> To be done: Take all the material and copy it exactly.

[Items from a figure collection]
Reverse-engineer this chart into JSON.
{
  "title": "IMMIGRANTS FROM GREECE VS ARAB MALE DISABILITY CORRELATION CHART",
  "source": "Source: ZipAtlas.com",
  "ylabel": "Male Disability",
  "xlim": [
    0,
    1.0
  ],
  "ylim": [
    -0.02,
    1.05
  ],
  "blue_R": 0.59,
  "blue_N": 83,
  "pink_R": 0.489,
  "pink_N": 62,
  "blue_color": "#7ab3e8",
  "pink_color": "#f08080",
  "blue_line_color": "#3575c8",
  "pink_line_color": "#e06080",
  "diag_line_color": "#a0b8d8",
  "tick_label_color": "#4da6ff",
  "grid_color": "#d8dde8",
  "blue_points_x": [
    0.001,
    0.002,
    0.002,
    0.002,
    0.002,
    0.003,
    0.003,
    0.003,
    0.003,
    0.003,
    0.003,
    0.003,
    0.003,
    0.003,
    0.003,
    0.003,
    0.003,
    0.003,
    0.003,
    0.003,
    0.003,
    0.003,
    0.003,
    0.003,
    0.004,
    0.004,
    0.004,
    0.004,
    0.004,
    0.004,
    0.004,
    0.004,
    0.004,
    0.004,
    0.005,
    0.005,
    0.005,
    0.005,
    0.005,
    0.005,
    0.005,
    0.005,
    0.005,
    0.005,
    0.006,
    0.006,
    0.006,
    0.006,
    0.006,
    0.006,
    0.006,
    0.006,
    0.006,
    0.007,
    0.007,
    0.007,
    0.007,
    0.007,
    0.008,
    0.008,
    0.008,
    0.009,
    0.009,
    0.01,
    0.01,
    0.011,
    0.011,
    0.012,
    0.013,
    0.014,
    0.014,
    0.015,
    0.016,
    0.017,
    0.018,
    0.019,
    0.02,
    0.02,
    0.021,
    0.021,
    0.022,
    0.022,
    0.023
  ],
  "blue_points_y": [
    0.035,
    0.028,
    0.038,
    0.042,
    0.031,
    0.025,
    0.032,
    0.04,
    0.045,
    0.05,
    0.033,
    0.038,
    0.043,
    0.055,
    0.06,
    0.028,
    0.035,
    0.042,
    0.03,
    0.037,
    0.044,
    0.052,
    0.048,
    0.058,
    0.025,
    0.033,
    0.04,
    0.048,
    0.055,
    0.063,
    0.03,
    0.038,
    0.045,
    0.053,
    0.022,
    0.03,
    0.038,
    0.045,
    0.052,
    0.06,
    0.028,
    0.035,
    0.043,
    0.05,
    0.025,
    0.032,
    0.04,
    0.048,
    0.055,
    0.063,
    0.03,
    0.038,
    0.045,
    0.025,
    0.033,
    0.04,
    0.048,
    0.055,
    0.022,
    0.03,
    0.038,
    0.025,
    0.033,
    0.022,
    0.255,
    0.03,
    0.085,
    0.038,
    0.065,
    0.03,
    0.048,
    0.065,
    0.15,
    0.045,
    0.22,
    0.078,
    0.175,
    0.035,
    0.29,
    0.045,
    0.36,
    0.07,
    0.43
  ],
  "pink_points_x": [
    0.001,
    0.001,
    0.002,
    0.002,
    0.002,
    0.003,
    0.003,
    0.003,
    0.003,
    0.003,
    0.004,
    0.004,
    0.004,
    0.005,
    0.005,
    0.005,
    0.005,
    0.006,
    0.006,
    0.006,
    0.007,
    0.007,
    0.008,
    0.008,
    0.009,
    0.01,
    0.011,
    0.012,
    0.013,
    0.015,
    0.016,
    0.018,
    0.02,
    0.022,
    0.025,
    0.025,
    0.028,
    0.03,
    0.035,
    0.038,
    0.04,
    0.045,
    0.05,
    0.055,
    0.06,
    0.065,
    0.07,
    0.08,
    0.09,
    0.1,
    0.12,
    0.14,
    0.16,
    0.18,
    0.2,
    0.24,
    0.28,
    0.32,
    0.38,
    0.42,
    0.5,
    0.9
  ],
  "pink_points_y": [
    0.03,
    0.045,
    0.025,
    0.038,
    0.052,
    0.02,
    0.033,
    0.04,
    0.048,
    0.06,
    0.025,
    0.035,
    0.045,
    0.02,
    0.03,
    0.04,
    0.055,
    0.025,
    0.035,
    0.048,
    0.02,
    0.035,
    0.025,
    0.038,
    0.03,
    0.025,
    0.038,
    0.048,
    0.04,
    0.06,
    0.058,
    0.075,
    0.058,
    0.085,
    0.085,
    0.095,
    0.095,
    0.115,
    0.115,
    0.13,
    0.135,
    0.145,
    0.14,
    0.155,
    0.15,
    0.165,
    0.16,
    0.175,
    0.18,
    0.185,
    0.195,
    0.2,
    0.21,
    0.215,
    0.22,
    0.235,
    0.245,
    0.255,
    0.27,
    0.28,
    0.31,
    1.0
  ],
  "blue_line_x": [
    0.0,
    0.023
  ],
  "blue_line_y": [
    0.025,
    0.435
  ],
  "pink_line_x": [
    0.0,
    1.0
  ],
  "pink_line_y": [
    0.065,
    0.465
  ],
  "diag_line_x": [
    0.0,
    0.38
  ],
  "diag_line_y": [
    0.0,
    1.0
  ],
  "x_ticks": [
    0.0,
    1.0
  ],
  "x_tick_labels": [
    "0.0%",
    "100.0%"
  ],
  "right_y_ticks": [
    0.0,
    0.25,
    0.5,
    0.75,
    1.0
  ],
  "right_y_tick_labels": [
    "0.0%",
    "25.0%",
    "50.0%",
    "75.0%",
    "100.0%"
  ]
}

> Exercise result:
Reverse-engineer this chart into JSON.
{
  "title": "IMMIGRANTS FROM GREECE VS ARAB MALE DISABILITY CORRELATION CHART",
  "source": "Source: ZipAtlas.com",
  "ylabel": "Male Disability",
  "xlim": [
    0,
    1.0
  ],
  "ylim": [
    -0.02,
    1.05
  ],
  "blue_R": 0.59,
  "blue_N": 83,
  "pink_R": 0.489,
  "pink_N": 62,
  "blue_color": "#7ab3e8",
  "pink_color": "#f08080",
  "blue_line_color": "#3575c8",
  "pink_line_color": "#e06080",
  "diag_line_color": "#a0b8d8",
  "tick_label_color": "#4da6ff",
  "grid_color": "#d8dde8",
  "blue_points_x": [
    0.001,
    0.002,
    0.002,
    0.002,
    0.002,
    0.003,
    0.003,
    0.003,
    0.003,
    0.003,
    0.003,
    0.003,
    0.003,
    0.003,
    0.003,
    0.003,
    0.003,
    0.003,
    0.003,
    0.003,
    0.003,
    0.003,
    0.003,
    0.003,
    0.004,
    0.004,
    0.004,
    0.004,
    0.004,
    0.004,
    0.004,
    0.004,
    0.004,
    0.004,
    0.005,
    0.005,
    0.005,
    0.005,
    0.005,
    0.005,
    0.005,
    0.005,
    0.005,
    0.005,
    0.006,
    0.006,
    0.006,
    0.006,
    0.006,
    0.006,
    0.006,
    0.006,
    0.006,
    0.007,
    0.007,
    0.007,
    0.007,
    0.007,
    0.008,
    0.008,
    0.008,
    0.009,
    0.009,
    0.01,
    0.01,
    0.011,
    0.011,
    0.012,
    0.013,
    0.014,
    0.014,
    0.015,
    0.016,
    0.017,
    0.018,
    0.019,
    0.02,
    0.02,
    0.021,
    0.021,
    0.022,
    0.022,
    0.023
  ],
  "blue_points_y": [
    0.035,
    0.028,
    0.038,
    0.042,
    0.031,
    0.025,
    0.032,
    0.04,
    0.045,
    0.05,
    0.033,
    0.038,
    0.043,
    0.055,
    0.06,
    0.028,
    0.035,
    0.042,
    0.03,
    0.037,
    0.044,
    0.052,
    0.048,
    0.058,
    0.025,
    0.033,
    0.04,
    0.048,
    0.055,
    0.063,
    0.03,
    0.038,
    0.045,
    0.053,
    0.022,
    0.03,
    0.038,
    0.045,
    0.052,
    0.06,
    0.028,
    0.035,
    0.043,
    0.05,
    0.025,
    0.032,
    0.04,
    0.048,
    0.055,
    0.063,
    0.03,
    0.038,
    0.045,
    0.025,
    0.033,
    0.04,
    0.048,
    0.055,
    0.022,
    0.03,
    0.038,
    0.025,
    0.033,
    0.022,
    0.255,
    0.03,
    0.085,
    0.038,
    0.065,
    0.03,
    0.048,
    0.065,
    0.15,
    0.045,
    0.22,
    0.078,
    0.175,
    0.035,
    0.29,
    0.045,
    0.36,
    0.07,
    0.43
  ],
  "pink_points_x": [
    0.001,
    0.001,
    0.002,
    0.002,
    0.002,
    0.003,
    0.003,
    0.003,
    0.003,
    0.003,
    0.004,
    0.004,
    0.004,
    0.005,
    0.005,
    0.005,
    0.005,
    0.006,
    0.006,
    0.006,
    0.007,
    0.007,
    0.008,
    0.008,
    0.009,
    0.01,
    0.011,
    0.012,
    0.013,
    0.015,
    0.016,
    0.018,
    0.02,
    0.022,
    0.025,
    0.025,
    0.028,
    0.03,
    0.035,
    0.038,
    0.04,
    0.045,
    0.05,
    0.055,
    0.06,
    0.065,
    0.07,
    0.08,
    0.09,
    0.1,
    0.12,
    0.14,
    0.16,
    0.18,
    0.2,
    0.24,
    0.28,
    0.32,
    0.38,
    0.42,
    0.5,
    0.9
  ],
  "pink_points_y": [
    0.03,
    0.045,
    0.025,
    0.038,
    0.052,
    0.02,
    0.033,
    0.04,
    0.048,
    0.06,
    0.025,
    0.035,
    0.045,
    0.02,
    0.03,
    0.04,
    0.055,
    0.025,
    0.035,
    0.048,
    0.02,
    0.035,
    0.025,
    0.038,
    0.03,
    0.025,
    0.038,
    0.048,
    0.04,
    0.06,
    0.058,
    0.075,
    0.058,
    0.085,
    0.085,
    0.095,
    0.095,
    0.115,
    0.115,
    0.13,
    0.135,
    0.145,
    0.14,
    0.155,
    0.15,
    0.165,
    0.16,
    0.175,
    0.18,
    0.185,
    0.195,
    0.2,
    0.21,
    0.215,
    0.22,
    0.235,
    0.245,
    0.255,
    0.27,
    0.28,
    0.31,
    1.0
  ],
  "blue_line_x": [
    0.0,
    0.023
  ],
  "blue_line_y": [
    0.025,
    0.435
  ],
  "pink_line_x": [
    0.0,
    1.0
  ],
  "pink_line_y": [
    0.065,
    0.465
  ],
  "diag_line_x": [
    0.0,
    0.38
  ],
  "diag_line_y": [
    0.0,
    1.0
  ],
  "x_ticks": [
    0.0,
    1.0
  ],
  "x_tick_labels": [
    "0.0%",
    "100.0%"
  ],
  "right_y_ticks": [
    0.0,
    0.25,
    0.5,
    0.75,
    1.0
  ],
  "right_y_tick_labels": [
    "0.0%",
    "25.0%",
    "50.0%",
    "75.0%",
    "100.0%"
  ]
}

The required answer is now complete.